Beginning at the line containing "icon: top pink" and ending at the line containing "banner: the cost of quality <box>1986", rewrite those lines of the entries below as a numbered list and omit any blank lines.

_ _ _ _ _

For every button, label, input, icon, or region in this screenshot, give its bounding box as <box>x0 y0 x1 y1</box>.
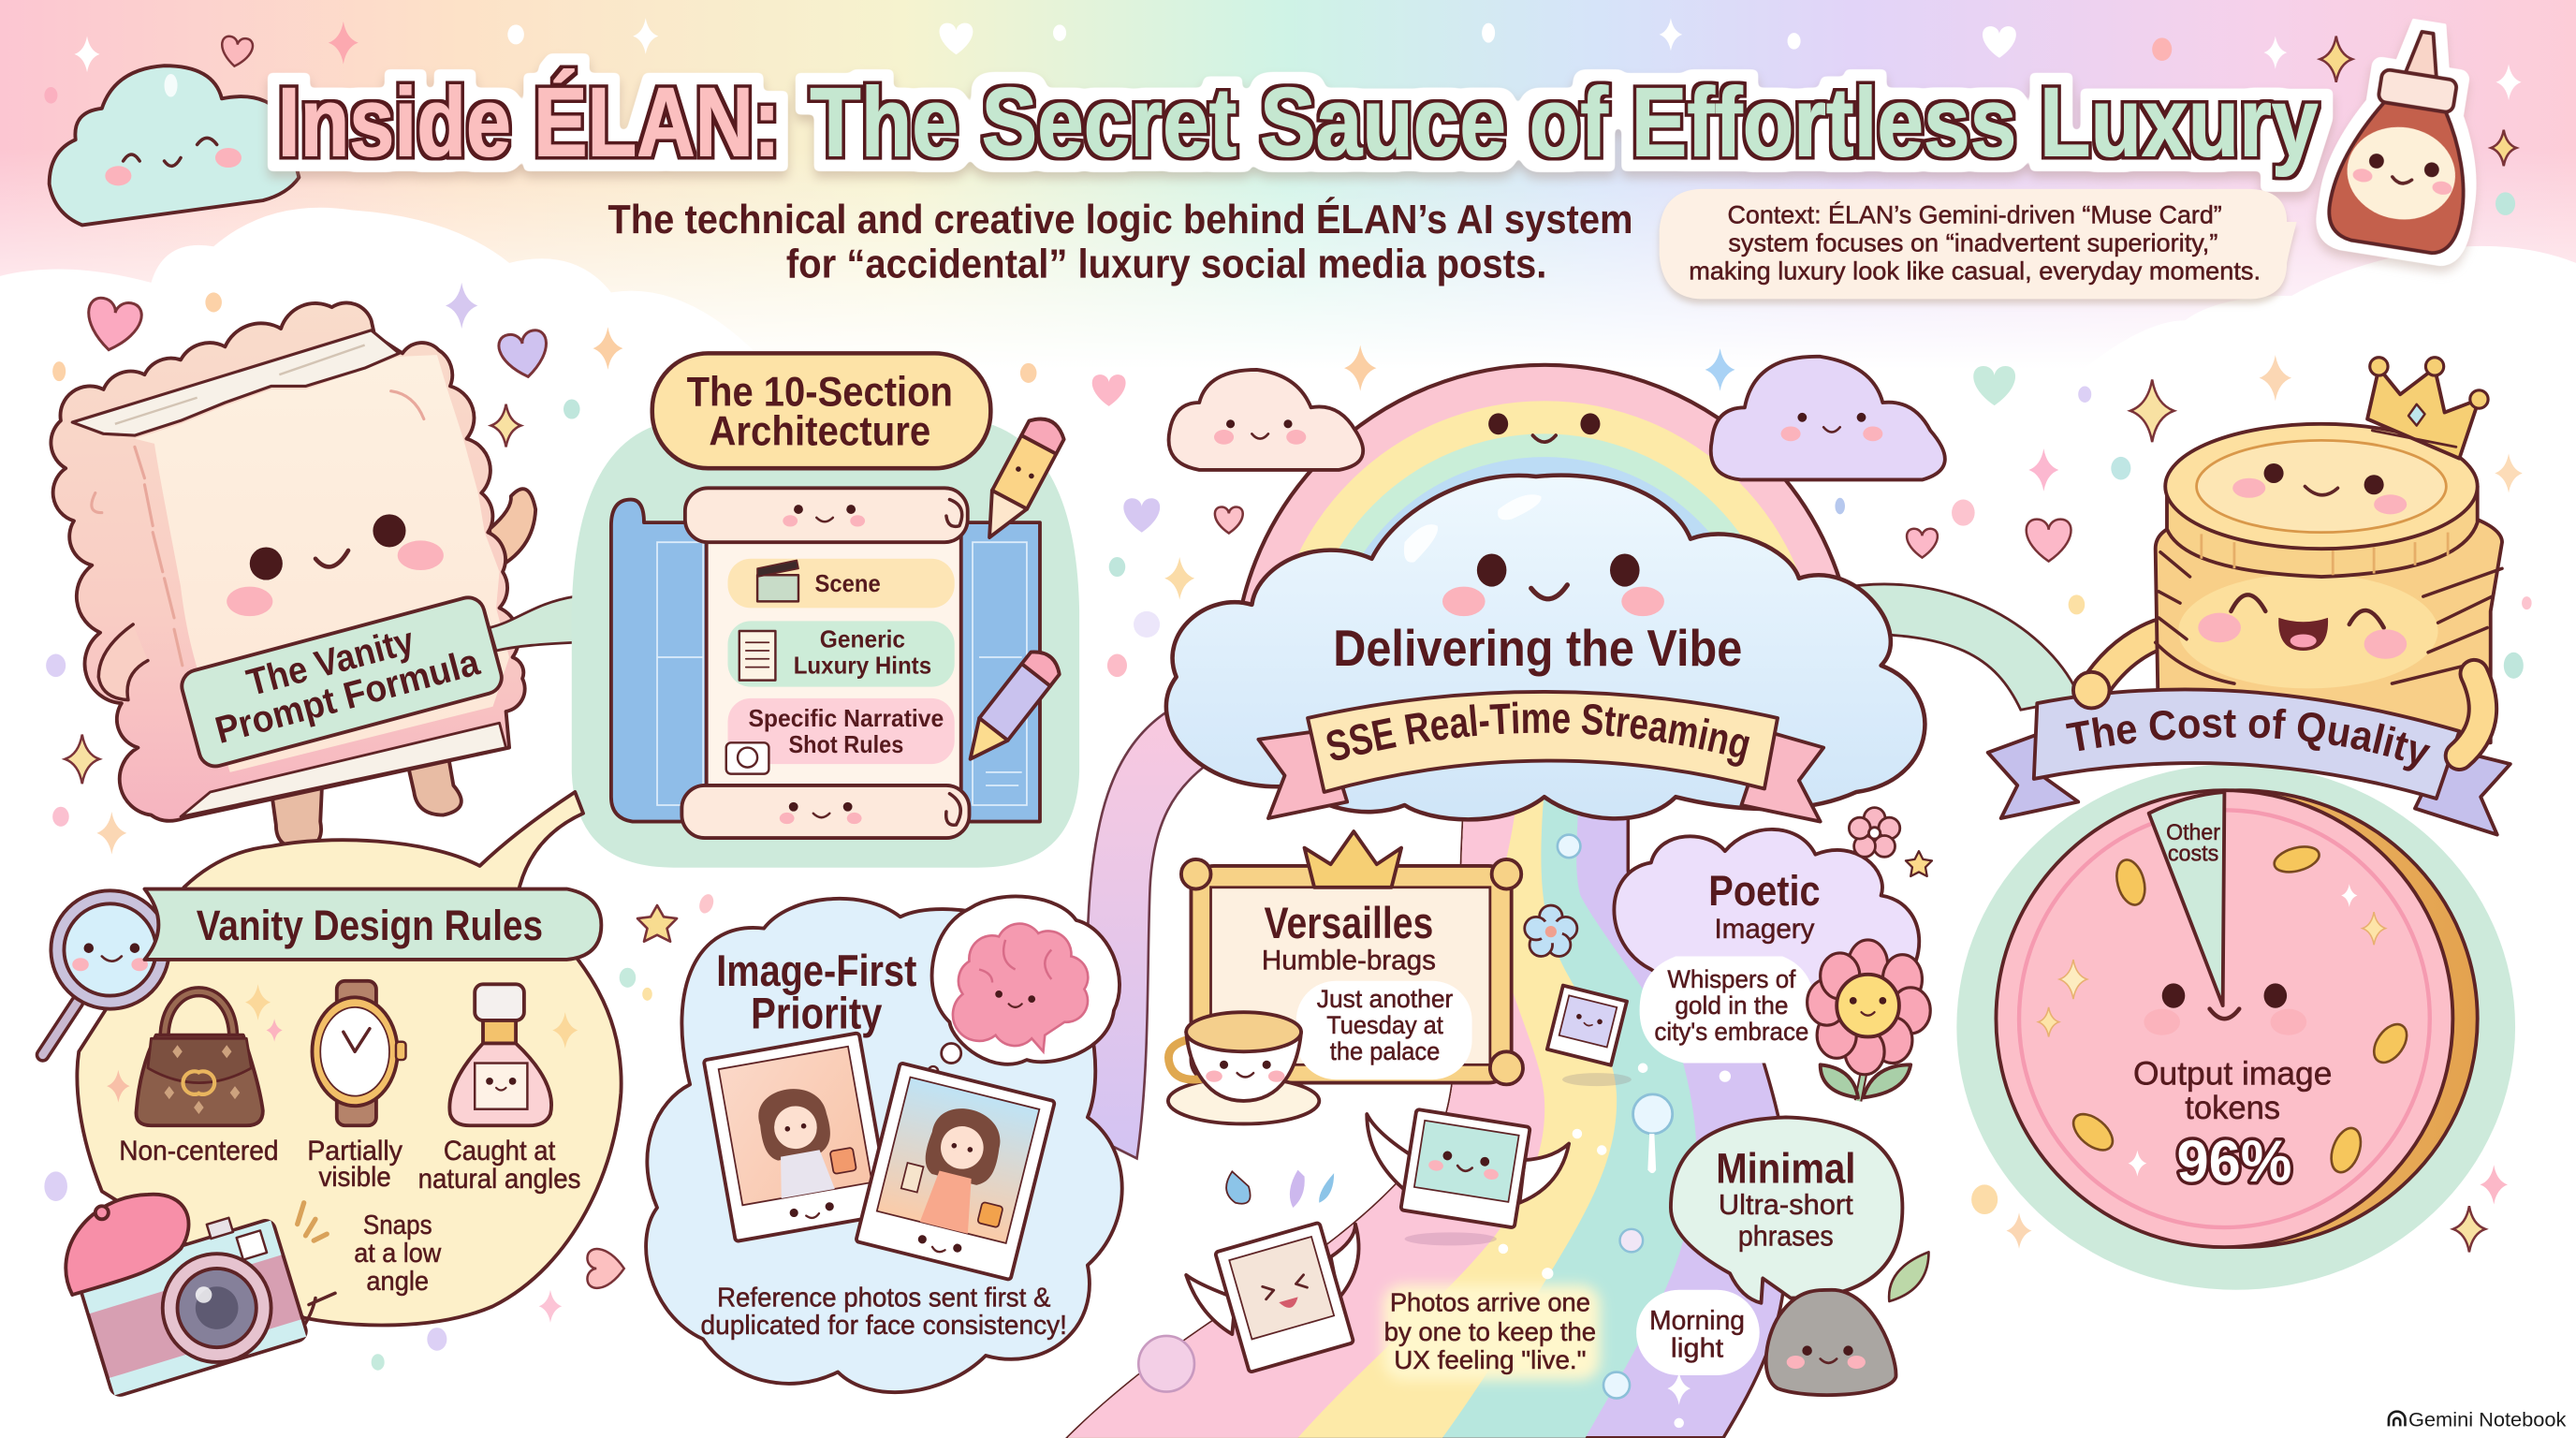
icon: top pink flower <box>1849 808 1900 857</box>
icon: coin stack mascot <box>2093 424 2502 742</box>
panel: vanity design rules <box>43 792 622 1398</box>
title: Inside ÉLAN: <box>278 68 781 178</box>
speech bubble <box>1671 1117 1902 1303</box>
callout: context note: Context: ÉLAN’s Gemini-driven “Muse Card” <box>1727 200 2222 229</box>
icon: fluffy book mascot <box>51 302 525 821</box>
scroll paper <box>681 488 970 838</box>
chart: pie coin, output image tokens vs other costs <box>1996 790 2478 1247</box>
heading: poetic imagery <box>1708 867 1821 945</box>
icon: coin mascot hands <box>2073 672 2482 756</box>
quote bubble: whispers of gold: gold in the <box>1675 990 1788 1020</box>
panel: versailles humble-brags <box>1168 831 1523 1123</box>
banner: the cost of quality: The Cost of Quality <box>2065 708 2431 771</box>
banner: the cost of quality <box>1986 687 2512 837</box>
droplets <box>1226 1170 1334 1208</box>
icon: gold star <box>1906 851 1932 876</box>
panel: poetic imagery <box>1614 808 1932 1101</box>
text: photos arrive one by one: UX feeling "live." <box>1394 1345 1587 1374</box>
photo: reference photo two <box>856 1063 1055 1280</box>
icon: cream cloud <box>1169 370 1363 470</box>
heading: delivering the vibe: Delivering the Vibe <box>1333 620 1742 677</box>
icon: winged polaroid lower <box>1186 1223 1359 1372</box>
icon: small polaroid <box>1547 986 1627 1065</box>
label: partially visible: Partially <box>307 1136 402 1167</box>
icon: wristwatch <box>312 981 406 1125</box>
quote bubble: whispers of gold <box>1640 956 1815 1064</box>
title <box>278 68 2318 178</box>
icon: secret sauce bottle <box>2325 22 2489 257</box>
label: the vanity prompt formula: Prompt Formula <box>211 639 484 752</box>
lavender cloud <box>1614 829 1919 994</box>
text: photos arrive one by one <box>1383 1284 1600 1380</box>
mini coins in pie <box>2067 843 2413 1176</box>
panel: image-first priority <box>646 896 1122 1392</box>
sparkles in pie <box>2039 884 2385 1177</box>
icon: purple pencil <box>956 646 1064 770</box>
yellow blob background with tail <box>77 792 622 1325</box>
quote bubble: just another tuesday: Just another <box>1317 984 1453 1013</box>
label: output image tokens 96% <box>2133 1055 2332 1195</box>
quote bubble: morning light: Morning <box>1649 1306 1745 1336</box>
label: snaps at a low angle: at a low <box>354 1239 441 1269</box>
panel: the 10-section architecture <box>572 353 1079 868</box>
callout: context note: making luxury look like casual, everyday moments. <box>1689 256 2261 285</box>
mint circle background <box>1956 764 2515 1290</box>
label: partially visible <box>307 1136 402 1193</box>
heading: minimal ultra-short phrases <box>1716 1145 1855 1252</box>
cloud background <box>646 899 1122 1392</box>
mint panel background <box>572 419 1079 868</box>
icon: yellow pencil <box>972 412 1069 547</box>
item: generic luxury hints: Luxury Hints <box>794 653 931 680</box>
label: snaps at a low angle <box>354 1211 441 1297</box>
connector: mint band from cloud to cost of quality <box>1840 584 2080 710</box>
icon: rock <box>1766 1252 1928 1395</box>
icon: lavender cloud <box>1711 357 1945 479</box>
heading: poetic imagery: Poetic <box>1708 867 1821 915</box>
thought bubble with brain <box>929 896 1120 1077</box>
heading: versailles humble-brags: Humble-brags <box>1262 946 1436 976</box>
item: generic luxury hints <box>728 621 955 687</box>
heading ribbon: vanity design rules <box>144 889 601 960</box>
item: generic luxury hints: Generic <box>820 627 905 653</box>
label: snaps at a low angle: angle <box>366 1267 429 1297</box>
icon: magnifying glass <box>43 890 169 1055</box>
label: other costs <box>2166 821 2220 867</box>
panel: the cost of quality <box>1956 356 2515 1290</box>
quote bubble: whispers of gold: city's embrace <box>1654 1017 1808 1046</box>
panel: minimal ultra-short phrases <box>1636 1117 1928 1395</box>
icon: camera with beret <box>66 1195 335 1398</box>
heading pill: the 10-section architecture <box>652 353 990 468</box>
icon: handbag <box>137 991 263 1125</box>
callout: context note <box>1660 189 2297 299</box>
heading pill: the 10-section architecture: Architecture <box>709 408 930 455</box>
icon: smiling flower <box>1808 940 1930 1101</box>
heading: versailles humble-brags: Versailles <box>1265 899 1433 948</box>
subtitle: The technical and creative logic behind ÉLAN’s AI system <box>607 196 1633 242</box>
panel: delivering the vibe cloud <box>1164 473 1927 824</box>
icon: book legs and raised arm <box>271 489 535 848</box>
quote bubble: whispers of gold: Whispers of <box>1667 964 1796 993</box>
text: photos arrive one by one: by one to keep the <box>1384 1317 1596 1346</box>
item: specific narrative shot rules <box>726 698 955 774</box>
label: output image tokens 96%: 96% <box>2177 1129 2291 1195</box>
label: the vanity prompt formula <box>178 594 505 770</box>
icon: crown <box>1305 831 1401 888</box>
caption: reference photos: duplicated for face consistency! <box>701 1311 1067 1341</box>
icon: blue flower <box>1525 905 1577 956</box>
big cloud with face <box>1166 476 1925 819</box>
label: other costs: costs <box>2168 843 2218 867</box>
callout: context note: system focuses on “inadvertent superiority,” <box>1728 228 2217 257</box>
heading pill: the 10-section architecture: The 10-Section <box>687 369 953 416</box>
label: snaps at a low angle: Snaps <box>363 1211 432 1240</box>
title: The Secret Sauce of Effortless Luxury <box>810 68 2318 178</box>
blueprint sheet <box>611 500 1040 822</box>
heading: minimal ultra-short phrases: Ultra-short <box>1719 1188 1853 1221</box>
heading: versailles humble-brags <box>1262 899 1436 976</box>
label: caught at natural angles: natural angles <box>418 1164 580 1195</box>
quote bubble: morning light: light <box>1671 1334 1723 1364</box>
rainbow road flowing from the cloud <box>1068 788 1790 1438</box>
heading: minimal ultra-short phrases: phrases <box>1738 1219 1834 1252</box>
ornate gold frame <box>1181 859 1523 1084</box>
icon: gold crown <box>2367 358 2488 459</box>
banner: sse real-time streaming: SSE Real-Time Streaming <box>1327 702 1750 767</box>
label: other costs: Other <box>2166 821 2220 845</box>
footer: gemini notebook mark: Gemini Notebook <box>2408 1409 2567 1431</box>
label: non-centered: Non-centered <box>119 1136 278 1167</box>
item: specific narrative shot rules: Specific Narrative <box>748 706 944 732</box>
heading ribbon: vanity design rules: Vanity Design Rules <box>197 902 543 949</box>
subtitle <box>607 196 1633 287</box>
caption: reference photos: Reference photos sent first & <box>717 1283 1050 1313</box>
panel: the vanity prompt formula <box>51 302 575 848</box>
label: caught at natural angles: Caught at <box>444 1136 556 1167</box>
quote bubble: just another tuesday: Tuesday at <box>1326 1010 1443 1039</box>
heading: image-first priority: Image-First <box>716 946 917 996</box>
connector ribbon: from cloud down to image-first cloud <box>1088 710 1208 1158</box>
banner: sse real-time streaming <box>1256 690 1825 824</box>
icon: teacup <box>1168 1012 1319 1123</box>
quote bubble: just another tuesday: the palace <box>1330 1036 1440 1065</box>
label: caught at natural angles <box>418 1136 580 1195</box>
item: specific narrative shot rules: Shot Rules <box>788 732 903 758</box>
quote bubble: just another tuesday <box>1296 981 1472 1079</box>
sparkles near items <box>107 984 578 1103</box>
label: output image tokens 96%: tokens <box>2185 1090 2280 1126</box>
heading: poetic imagery: Imagery <box>1714 914 1815 945</box>
rainbow arch <box>1234 365 1855 675</box>
heading: minimal ultra-short phrases: Minimal <box>1716 1145 1855 1193</box>
caption: reference photos <box>701 1283 1067 1341</box>
heading: image-first priority: Priority <box>751 990 883 1039</box>
quote bubble: morning light <box>1636 1290 1760 1375</box>
icon: mint cloud mascot <box>50 66 299 225</box>
label: output image tokens 96%: Output image <box>2133 1055 2332 1092</box>
text: photos arrive one by one: Photos arrive one <box>1390 1288 1590 1317</box>
icon: perfume bottle <box>449 984 551 1125</box>
heading: image-first priority <box>716 946 917 1039</box>
item: scene: Scene <box>815 571 881 597</box>
connector: mint band from prompt book to architecture panel <box>490 596 575 651</box>
label: partially visible: visible <box>318 1162 391 1193</box>
subtitle: for “accidental” luxury social media posts. <box>786 242 1546 287</box>
photo: reference photo one <box>704 1033 891 1241</box>
label: the vanity prompt formula: The Vanity <box>242 618 418 704</box>
icon: winged polaroid upper <box>1367 1109 1569 1228</box>
item: scene <box>728 559 955 608</box>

_ _ _ _ _

_THE REPLY_
1. icon: top pink flower <box>1849 808 1900 857</box>
2. icon: coin stack mascot <box>2093 424 2502 742</box>
3. panel: vanity design rules <box>43 792 622 1398</box>
4. title: Inside ÉLAN: <box>278 68 781 178</box>
5. speech bubble <box>1671 1117 1902 1303</box>
6. callout: context note: Context: ÉLAN’s Gemini-driven “Muse Card” <box>1727 200 2222 229</box>
7. icon: fluffy book mascot <box>51 302 525 821</box>
8. scroll paper <box>681 488 970 838</box>
9. chart: pie coin, output image tokens vs other costs <box>1996 790 2478 1247</box>
10. heading: poetic imagery <box>1708 867 1821 945</box>
11. icon: coin mascot hands <box>2073 672 2482 756</box>
12. quote bubble: whispers of gold: gold in the <box>1675 990 1788 1020</box>
13. panel: versailles humble-brags <box>1168 831 1523 1123</box>
14. banner: the cost of quality: The Cost of Quality <box>2065 708 2431 771</box>
15. banner: the cost of quality <box>1986 687 2512 837</box>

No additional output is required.